[Directions] For the listing below, give the number of lines in which "text" occurs. Add nothing.
— START Data lines —
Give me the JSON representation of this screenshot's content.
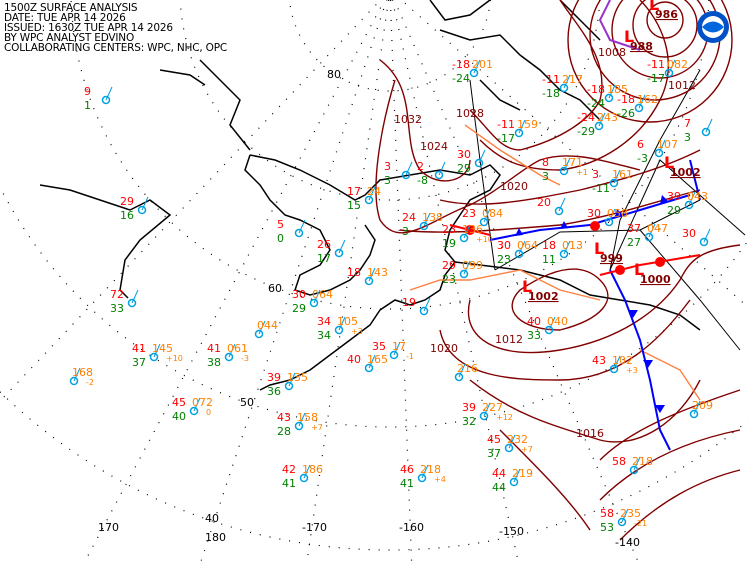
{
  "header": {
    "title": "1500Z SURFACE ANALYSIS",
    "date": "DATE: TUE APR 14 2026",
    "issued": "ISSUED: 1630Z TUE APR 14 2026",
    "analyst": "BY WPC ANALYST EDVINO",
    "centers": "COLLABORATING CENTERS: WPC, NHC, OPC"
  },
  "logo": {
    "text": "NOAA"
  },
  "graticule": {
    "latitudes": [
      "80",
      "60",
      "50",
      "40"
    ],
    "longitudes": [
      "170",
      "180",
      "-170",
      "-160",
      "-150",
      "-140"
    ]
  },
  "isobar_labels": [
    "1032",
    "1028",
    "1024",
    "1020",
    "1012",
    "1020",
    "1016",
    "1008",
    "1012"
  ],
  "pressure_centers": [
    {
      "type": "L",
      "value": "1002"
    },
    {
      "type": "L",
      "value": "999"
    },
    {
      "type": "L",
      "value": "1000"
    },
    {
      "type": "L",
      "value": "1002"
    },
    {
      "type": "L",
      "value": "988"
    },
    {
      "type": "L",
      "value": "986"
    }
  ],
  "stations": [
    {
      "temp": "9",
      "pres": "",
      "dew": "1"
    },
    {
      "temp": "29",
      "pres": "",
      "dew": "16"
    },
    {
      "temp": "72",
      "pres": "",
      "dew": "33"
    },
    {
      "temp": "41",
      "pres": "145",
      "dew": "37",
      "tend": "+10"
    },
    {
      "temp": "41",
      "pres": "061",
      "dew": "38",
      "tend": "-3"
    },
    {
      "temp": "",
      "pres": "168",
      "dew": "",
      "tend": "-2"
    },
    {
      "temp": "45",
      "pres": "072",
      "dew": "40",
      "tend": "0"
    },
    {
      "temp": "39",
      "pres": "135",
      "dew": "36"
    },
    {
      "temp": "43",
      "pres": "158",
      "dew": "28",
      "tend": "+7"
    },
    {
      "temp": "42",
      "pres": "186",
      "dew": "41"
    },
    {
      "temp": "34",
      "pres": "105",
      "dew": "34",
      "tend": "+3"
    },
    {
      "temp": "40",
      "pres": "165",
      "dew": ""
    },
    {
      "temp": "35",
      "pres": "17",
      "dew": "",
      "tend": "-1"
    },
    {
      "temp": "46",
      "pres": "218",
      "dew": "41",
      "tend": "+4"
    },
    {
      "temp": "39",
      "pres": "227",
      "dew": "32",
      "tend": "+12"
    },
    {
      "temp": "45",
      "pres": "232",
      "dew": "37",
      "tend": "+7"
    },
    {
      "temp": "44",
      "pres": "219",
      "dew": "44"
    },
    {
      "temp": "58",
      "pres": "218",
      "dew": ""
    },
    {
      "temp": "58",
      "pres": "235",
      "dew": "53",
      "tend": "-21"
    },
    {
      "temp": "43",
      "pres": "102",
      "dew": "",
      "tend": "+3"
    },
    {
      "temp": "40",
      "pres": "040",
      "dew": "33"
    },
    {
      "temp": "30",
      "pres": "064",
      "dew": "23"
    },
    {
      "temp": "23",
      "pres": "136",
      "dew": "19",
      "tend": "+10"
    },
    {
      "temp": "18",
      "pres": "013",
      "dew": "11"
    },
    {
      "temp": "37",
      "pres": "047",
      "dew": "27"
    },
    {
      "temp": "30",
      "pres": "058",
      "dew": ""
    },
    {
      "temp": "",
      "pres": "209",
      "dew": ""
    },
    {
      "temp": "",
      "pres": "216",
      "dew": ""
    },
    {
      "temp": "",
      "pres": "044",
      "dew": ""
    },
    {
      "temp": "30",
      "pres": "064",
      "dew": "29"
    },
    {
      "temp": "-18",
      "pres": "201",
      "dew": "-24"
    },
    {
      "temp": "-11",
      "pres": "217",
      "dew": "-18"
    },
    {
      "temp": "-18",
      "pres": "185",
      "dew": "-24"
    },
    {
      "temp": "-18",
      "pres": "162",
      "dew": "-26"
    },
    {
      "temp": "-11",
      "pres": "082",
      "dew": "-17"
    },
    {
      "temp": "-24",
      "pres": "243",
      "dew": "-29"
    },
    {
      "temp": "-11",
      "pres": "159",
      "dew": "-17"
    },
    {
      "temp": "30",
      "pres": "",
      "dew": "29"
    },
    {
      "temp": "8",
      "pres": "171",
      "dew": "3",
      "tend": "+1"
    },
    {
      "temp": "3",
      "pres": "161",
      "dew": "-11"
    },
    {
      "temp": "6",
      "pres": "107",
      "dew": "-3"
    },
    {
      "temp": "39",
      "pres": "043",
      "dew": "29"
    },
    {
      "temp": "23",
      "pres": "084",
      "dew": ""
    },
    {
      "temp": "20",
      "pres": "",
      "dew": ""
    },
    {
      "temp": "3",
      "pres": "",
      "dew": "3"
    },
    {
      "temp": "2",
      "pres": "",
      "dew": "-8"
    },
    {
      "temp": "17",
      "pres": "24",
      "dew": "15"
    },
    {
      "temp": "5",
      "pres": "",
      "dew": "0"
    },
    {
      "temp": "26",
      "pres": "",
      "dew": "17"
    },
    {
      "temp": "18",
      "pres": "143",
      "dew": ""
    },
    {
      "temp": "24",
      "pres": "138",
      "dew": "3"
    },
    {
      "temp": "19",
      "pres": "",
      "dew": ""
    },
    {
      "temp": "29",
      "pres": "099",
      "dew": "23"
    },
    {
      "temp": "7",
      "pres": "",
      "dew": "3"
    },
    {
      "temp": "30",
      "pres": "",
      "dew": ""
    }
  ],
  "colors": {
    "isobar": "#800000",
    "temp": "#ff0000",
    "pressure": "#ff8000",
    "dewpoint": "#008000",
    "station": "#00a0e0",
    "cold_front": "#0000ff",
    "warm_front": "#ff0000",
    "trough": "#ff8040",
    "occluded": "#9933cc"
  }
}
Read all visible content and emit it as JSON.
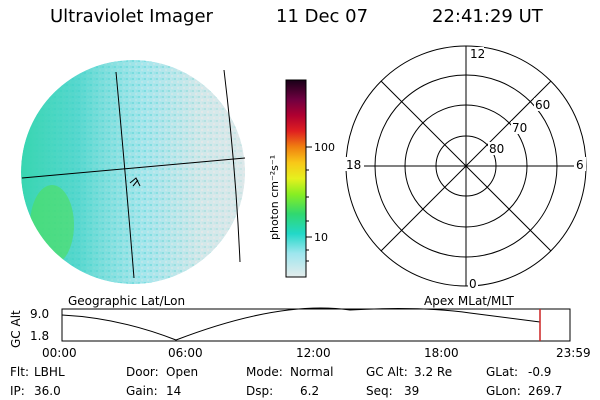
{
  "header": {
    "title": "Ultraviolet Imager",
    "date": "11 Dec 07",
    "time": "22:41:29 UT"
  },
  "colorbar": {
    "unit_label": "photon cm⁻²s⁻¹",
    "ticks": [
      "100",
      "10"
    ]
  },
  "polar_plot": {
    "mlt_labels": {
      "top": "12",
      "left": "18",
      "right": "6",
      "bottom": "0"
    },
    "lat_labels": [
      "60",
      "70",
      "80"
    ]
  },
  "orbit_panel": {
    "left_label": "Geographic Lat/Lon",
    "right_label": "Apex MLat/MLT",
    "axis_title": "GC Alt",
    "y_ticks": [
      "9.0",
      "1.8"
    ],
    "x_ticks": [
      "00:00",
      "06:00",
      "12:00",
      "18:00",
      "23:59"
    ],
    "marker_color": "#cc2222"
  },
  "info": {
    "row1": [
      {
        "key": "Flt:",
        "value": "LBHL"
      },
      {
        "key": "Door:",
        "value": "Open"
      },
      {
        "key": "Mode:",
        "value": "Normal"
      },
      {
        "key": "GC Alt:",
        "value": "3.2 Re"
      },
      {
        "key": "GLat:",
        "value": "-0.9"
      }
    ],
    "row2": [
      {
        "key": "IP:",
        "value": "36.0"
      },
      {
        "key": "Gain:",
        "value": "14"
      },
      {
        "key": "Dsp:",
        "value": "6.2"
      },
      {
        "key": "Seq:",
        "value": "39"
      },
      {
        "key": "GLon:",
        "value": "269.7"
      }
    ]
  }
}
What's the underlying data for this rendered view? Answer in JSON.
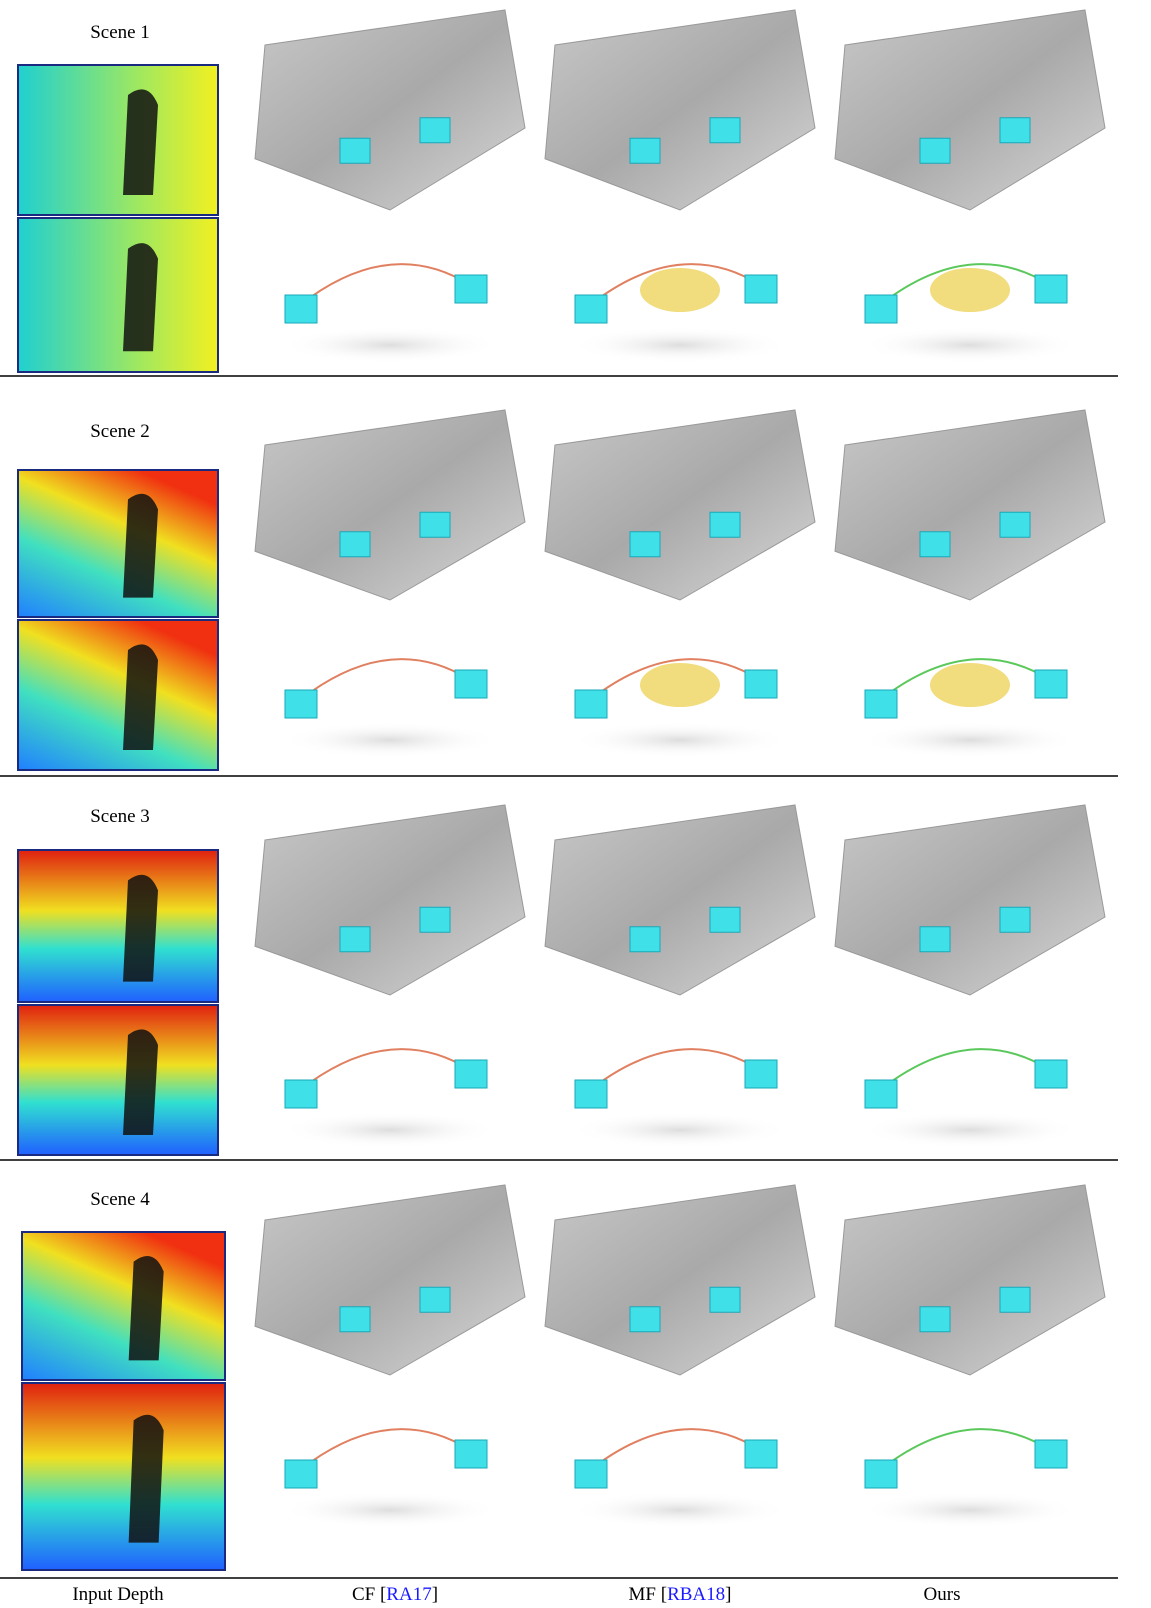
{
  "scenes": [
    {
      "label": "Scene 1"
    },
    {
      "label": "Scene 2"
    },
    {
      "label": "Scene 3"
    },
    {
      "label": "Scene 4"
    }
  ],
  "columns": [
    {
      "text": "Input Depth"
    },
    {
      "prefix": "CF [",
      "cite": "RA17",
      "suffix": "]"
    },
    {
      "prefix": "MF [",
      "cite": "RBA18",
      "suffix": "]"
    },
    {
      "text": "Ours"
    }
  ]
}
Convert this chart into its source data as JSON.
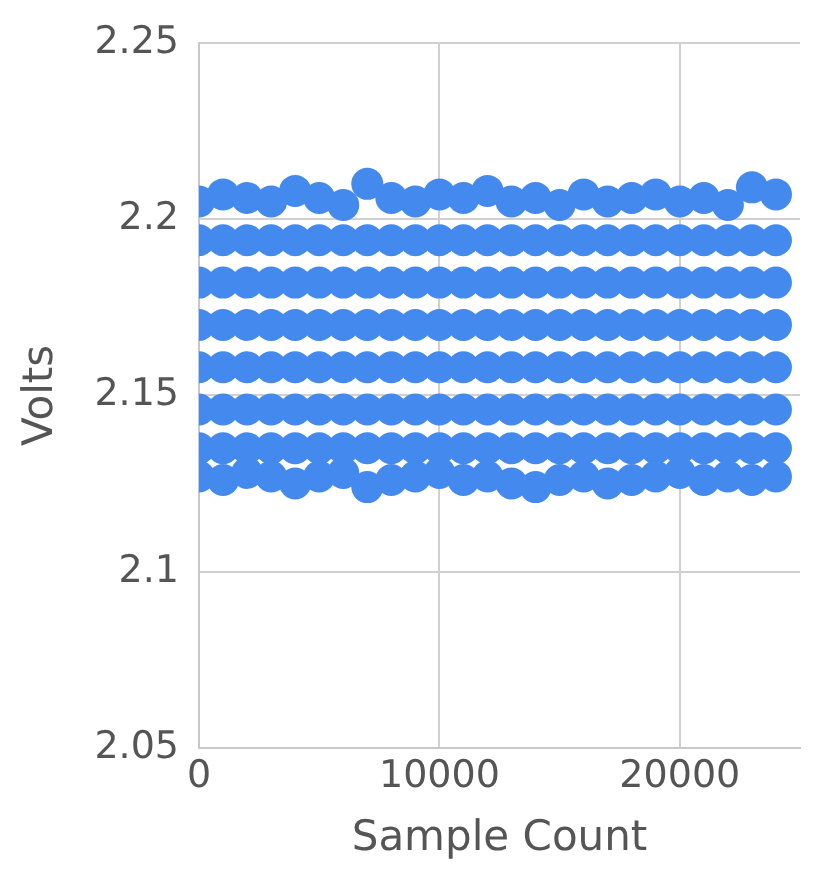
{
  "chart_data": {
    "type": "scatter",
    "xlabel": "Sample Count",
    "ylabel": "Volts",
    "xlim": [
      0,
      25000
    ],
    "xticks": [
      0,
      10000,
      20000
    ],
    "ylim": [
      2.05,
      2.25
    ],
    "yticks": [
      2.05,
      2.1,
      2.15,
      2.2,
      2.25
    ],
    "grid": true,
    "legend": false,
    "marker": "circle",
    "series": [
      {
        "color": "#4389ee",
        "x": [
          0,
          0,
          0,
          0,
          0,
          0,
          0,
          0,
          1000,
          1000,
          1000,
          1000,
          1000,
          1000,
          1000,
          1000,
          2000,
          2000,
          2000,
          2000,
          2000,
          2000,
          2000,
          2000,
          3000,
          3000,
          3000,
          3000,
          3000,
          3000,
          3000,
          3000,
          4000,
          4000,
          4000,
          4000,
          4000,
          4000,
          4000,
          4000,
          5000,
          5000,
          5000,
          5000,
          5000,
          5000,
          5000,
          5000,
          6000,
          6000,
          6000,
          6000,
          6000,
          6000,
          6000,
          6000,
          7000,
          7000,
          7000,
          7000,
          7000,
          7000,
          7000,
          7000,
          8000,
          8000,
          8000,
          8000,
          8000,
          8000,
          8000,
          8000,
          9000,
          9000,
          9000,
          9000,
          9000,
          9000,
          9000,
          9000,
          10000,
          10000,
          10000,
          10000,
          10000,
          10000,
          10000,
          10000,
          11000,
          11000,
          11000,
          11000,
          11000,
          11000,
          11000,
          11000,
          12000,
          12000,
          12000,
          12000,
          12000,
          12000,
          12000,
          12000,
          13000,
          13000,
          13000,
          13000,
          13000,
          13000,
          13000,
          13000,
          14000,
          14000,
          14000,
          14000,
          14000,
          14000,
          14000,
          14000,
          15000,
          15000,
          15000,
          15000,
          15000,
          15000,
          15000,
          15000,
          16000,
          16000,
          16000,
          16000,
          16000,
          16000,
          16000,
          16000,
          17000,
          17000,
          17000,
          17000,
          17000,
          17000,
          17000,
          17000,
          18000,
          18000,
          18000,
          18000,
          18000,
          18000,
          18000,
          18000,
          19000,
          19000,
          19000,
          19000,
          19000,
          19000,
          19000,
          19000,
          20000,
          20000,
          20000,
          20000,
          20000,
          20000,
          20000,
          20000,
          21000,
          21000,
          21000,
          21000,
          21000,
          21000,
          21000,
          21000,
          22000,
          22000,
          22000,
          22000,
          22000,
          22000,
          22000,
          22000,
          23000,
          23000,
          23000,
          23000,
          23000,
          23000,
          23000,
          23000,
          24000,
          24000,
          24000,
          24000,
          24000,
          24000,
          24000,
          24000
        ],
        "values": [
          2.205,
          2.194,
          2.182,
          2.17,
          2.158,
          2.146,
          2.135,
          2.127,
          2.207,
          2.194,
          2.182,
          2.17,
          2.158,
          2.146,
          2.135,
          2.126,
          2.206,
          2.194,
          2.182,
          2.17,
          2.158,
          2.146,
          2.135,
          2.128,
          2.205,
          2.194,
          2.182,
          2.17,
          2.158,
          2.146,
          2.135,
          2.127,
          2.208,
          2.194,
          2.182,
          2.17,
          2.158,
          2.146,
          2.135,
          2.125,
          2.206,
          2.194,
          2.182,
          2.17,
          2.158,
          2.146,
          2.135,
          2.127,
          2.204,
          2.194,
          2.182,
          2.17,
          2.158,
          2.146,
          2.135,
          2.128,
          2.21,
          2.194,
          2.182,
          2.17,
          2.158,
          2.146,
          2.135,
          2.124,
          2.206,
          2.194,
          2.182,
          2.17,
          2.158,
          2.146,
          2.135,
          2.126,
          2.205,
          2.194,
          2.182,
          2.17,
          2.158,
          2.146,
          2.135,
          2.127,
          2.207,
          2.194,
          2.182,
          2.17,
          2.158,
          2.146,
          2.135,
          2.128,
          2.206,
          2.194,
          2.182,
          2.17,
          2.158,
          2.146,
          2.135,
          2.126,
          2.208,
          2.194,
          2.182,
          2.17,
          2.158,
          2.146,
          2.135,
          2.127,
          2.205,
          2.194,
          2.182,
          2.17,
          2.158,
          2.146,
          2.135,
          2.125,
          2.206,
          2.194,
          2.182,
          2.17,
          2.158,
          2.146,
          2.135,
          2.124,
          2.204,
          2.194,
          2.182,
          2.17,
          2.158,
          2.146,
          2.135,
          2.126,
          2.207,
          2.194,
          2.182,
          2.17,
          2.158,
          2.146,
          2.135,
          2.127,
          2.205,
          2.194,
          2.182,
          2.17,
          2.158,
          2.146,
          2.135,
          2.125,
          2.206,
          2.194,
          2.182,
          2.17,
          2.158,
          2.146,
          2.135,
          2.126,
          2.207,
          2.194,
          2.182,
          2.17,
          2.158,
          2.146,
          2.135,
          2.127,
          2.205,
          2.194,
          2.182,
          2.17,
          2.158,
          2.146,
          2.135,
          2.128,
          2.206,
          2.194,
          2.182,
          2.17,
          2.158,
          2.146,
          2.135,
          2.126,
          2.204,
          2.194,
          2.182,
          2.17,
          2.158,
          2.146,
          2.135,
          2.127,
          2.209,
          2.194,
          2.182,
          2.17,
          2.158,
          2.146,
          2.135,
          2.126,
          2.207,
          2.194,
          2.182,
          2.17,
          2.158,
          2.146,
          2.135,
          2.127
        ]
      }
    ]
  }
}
— END Data lines —
[Answer for this exercise] 3